Text block:
* begin *

Welcome to the IAM Party

As every company becomes a software company in some form or fashion, developers are the lifeblood of the business. Demand for developers has never been higher, and will continue to grow at a rapid pace for the foreseeable future. This puts you in an excellent career position with a lot of bargaining chips at your disposal. Nice work!

You're a tinkerer, and enjoy digging into learning new technologies, but I'm guessing that IAM isn't a 3-letter acronym that gets you that excited. Ever since your company went all in on AWS, though, it's a term that keeps coming up – seemingly at the most inconvenient times. You know you need to learn more about it, but how far should you really take it?

Why IAM Matters To You

Look, you're a responsible developer who cares about security – you wouldn't be reading this article if you weren't. Whether you're a senior engineer today, or on the path to becoming one, carrying ownership of your code is crucial to your personal and professional growth. At the same time, you want to remain focused on the core aspects of your job, and not branch out too far from your primary responsibilities.

It's a delicate line to walk, but one way to remain balanced is to gain a fundamental understanding of how cloud permissions work. You see, IAM isn't just another service in the AWS catalog, it's the thing that ties it all together – all of the people, data, apps, and services. Learning the internals of computers helped you get here, learning the internals of the cloud will help you continue – that's IAM.

* end *

Layout region records:
* begin *

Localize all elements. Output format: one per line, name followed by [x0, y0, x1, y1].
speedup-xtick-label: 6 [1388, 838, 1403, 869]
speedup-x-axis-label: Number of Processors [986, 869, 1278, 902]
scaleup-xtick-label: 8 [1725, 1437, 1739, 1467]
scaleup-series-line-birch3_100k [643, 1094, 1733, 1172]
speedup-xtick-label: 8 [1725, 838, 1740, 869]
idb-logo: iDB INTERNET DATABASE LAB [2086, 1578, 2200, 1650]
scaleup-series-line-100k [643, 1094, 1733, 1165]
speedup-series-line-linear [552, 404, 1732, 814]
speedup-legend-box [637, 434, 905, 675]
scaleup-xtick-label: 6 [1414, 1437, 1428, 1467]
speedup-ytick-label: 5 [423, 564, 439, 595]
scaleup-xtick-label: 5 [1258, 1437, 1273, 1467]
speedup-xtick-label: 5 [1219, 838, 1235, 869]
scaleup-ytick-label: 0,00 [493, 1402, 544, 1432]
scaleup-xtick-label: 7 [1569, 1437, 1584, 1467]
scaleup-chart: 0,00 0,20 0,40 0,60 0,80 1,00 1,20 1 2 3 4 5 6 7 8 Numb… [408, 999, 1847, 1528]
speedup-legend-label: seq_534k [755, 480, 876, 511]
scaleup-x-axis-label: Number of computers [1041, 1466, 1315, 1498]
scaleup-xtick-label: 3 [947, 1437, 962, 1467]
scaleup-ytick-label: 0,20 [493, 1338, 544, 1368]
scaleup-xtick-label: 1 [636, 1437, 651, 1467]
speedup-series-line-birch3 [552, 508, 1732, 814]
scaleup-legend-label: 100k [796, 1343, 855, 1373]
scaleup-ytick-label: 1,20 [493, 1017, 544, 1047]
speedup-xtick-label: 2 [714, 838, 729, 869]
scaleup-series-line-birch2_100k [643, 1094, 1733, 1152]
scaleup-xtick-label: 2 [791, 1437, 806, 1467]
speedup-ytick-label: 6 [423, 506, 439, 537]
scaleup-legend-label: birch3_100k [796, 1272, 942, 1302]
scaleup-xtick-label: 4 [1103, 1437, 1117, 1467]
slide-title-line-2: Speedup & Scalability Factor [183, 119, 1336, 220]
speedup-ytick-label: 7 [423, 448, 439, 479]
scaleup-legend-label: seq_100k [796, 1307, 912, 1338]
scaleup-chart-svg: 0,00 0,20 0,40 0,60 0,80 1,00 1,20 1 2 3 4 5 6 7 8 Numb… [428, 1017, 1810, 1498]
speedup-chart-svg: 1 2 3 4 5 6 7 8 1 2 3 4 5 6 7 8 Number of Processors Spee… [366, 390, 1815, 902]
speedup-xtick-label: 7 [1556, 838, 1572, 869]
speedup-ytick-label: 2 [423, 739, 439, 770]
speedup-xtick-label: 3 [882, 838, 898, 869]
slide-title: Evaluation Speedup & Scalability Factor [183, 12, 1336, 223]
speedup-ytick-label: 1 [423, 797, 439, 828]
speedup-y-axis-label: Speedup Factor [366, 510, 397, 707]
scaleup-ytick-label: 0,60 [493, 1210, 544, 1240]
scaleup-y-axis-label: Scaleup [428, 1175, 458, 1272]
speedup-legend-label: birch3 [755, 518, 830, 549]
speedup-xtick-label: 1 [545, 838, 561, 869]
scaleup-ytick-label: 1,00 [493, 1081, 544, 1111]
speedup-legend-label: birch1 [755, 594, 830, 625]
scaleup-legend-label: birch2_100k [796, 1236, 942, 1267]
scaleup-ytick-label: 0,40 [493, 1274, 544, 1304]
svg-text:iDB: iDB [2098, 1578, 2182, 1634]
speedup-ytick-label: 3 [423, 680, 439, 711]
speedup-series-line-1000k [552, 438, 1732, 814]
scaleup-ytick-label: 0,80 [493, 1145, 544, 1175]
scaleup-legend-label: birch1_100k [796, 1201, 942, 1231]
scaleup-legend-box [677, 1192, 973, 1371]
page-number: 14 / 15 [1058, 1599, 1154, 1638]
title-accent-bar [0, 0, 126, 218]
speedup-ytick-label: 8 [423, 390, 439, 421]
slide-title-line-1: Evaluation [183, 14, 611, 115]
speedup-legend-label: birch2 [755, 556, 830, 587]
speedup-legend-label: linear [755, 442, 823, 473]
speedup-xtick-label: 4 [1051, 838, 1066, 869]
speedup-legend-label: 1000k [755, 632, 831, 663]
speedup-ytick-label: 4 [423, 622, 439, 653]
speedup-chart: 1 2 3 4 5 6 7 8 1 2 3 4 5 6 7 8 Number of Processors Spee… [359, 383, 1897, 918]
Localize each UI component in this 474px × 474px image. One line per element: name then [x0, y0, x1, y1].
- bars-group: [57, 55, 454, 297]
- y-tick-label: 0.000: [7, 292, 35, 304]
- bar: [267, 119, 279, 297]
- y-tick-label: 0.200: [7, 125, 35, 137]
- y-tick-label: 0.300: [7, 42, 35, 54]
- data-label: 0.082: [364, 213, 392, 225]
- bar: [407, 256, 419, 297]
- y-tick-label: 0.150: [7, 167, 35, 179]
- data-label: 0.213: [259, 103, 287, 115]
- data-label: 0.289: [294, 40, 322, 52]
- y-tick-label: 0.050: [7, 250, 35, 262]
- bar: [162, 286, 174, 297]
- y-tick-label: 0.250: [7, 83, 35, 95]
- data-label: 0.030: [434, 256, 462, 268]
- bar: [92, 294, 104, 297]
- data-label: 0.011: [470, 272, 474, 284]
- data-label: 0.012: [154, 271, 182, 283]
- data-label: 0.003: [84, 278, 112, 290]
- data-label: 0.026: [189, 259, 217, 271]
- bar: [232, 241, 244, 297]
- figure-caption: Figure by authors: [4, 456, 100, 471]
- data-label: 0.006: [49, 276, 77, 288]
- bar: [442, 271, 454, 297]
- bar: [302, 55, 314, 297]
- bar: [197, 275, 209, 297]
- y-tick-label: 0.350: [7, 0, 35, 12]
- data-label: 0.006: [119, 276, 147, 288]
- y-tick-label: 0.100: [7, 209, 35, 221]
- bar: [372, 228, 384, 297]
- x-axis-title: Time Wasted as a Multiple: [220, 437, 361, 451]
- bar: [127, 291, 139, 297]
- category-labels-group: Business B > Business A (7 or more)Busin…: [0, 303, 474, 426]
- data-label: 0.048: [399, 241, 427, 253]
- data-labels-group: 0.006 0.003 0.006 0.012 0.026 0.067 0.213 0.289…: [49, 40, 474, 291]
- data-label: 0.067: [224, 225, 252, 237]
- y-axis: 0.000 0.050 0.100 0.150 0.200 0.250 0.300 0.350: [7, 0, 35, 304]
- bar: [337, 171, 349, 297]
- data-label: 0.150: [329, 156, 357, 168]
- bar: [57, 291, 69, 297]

* end *

Copy the passage of the article on AWS IAM starting with "You're a tinkerer, and" and going on through "really take it?". These records were drawn from a separate source.

Solution for this task:
You're a tinkerer, and enjoy digging into learning new technologies, but I'm guessing that IAM isn't a 3-letter acronym that gets you that excited. Ever since your company went all in on AWS, though, it's a term that keeps coming up – seemingly at the most inconvenient times. You know you need to learn more about it, but how far should you really take it?